Stored data:

╭──

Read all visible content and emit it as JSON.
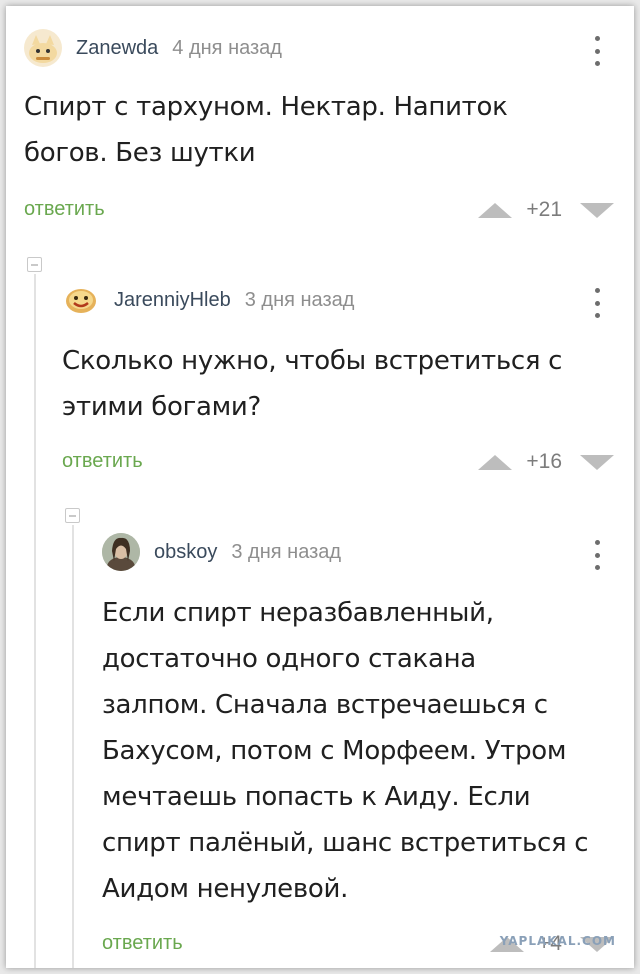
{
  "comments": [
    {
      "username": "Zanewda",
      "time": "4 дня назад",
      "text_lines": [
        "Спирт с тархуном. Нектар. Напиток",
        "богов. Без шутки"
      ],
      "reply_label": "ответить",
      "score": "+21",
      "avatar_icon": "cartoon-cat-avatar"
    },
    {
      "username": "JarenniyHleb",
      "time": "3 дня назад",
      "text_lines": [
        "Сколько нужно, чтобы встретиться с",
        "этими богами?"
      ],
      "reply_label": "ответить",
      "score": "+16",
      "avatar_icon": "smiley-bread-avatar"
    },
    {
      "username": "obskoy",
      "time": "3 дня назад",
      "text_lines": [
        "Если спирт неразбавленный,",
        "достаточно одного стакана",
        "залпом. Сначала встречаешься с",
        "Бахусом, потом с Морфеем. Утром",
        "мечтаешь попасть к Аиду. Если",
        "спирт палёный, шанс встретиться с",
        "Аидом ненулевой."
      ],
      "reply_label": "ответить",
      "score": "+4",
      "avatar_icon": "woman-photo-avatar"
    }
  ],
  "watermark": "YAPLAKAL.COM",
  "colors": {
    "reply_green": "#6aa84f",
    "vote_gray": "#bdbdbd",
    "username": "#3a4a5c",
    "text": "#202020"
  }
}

╰──
╭──

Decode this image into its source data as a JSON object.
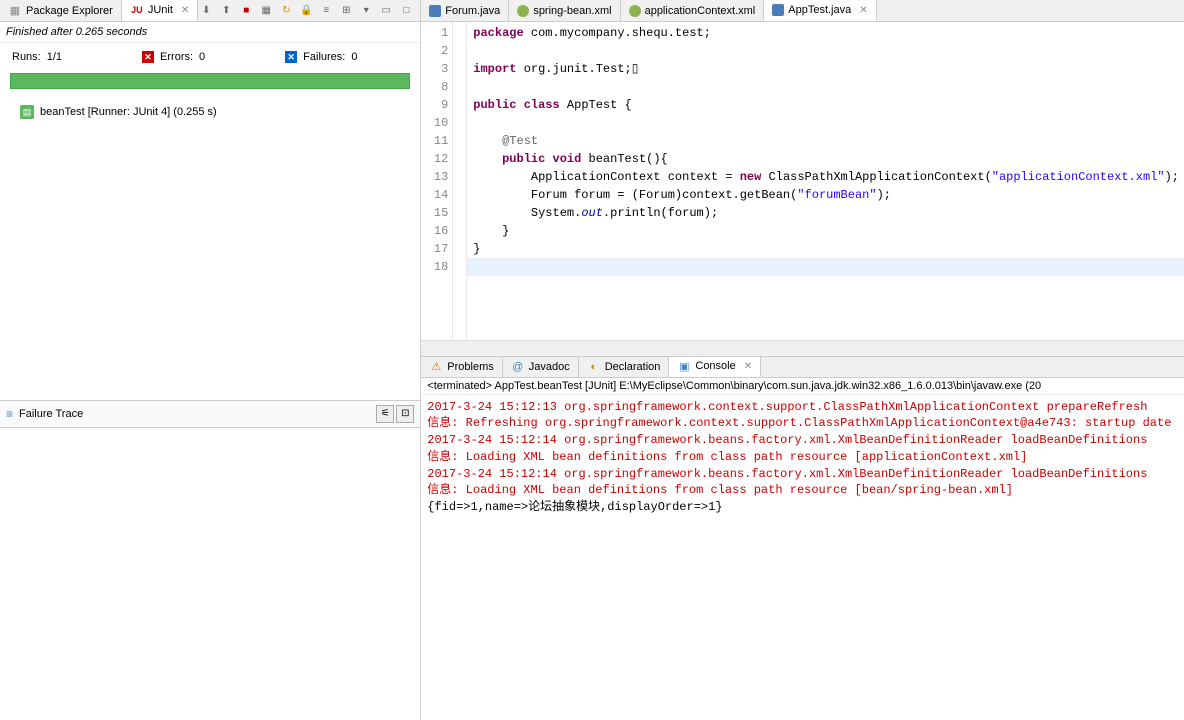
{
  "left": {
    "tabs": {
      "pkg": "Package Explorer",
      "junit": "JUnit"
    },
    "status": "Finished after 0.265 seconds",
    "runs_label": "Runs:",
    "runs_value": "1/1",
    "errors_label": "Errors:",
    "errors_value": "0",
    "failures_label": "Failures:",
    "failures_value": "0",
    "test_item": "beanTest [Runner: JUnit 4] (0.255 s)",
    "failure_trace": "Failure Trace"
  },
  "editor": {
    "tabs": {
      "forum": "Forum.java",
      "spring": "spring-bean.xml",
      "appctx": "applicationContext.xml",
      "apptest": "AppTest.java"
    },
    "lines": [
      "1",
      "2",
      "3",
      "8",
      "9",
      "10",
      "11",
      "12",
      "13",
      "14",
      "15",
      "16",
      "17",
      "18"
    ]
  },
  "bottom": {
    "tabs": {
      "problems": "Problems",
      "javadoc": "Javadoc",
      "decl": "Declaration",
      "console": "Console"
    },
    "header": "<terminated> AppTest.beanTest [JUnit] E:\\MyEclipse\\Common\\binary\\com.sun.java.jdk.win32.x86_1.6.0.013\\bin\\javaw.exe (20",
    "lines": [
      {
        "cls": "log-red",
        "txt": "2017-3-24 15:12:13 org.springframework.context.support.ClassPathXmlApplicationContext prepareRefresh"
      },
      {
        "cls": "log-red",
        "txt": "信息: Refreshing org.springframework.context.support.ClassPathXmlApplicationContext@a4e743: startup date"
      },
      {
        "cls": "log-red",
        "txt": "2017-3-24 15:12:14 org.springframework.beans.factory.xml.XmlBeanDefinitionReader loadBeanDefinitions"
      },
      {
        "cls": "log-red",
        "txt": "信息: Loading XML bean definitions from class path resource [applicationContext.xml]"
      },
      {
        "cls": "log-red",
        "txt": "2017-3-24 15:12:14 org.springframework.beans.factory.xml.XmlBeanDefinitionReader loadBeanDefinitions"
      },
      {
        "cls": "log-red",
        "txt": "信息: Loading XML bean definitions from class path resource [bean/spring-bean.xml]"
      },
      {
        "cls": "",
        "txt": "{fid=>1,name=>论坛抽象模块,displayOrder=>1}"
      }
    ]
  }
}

╰──

WHAT YOU HAVE TO DO: Report how many lines in the entries hold the string "JSON". Nothing but the number is wanted.

FINAL ANSWER: 2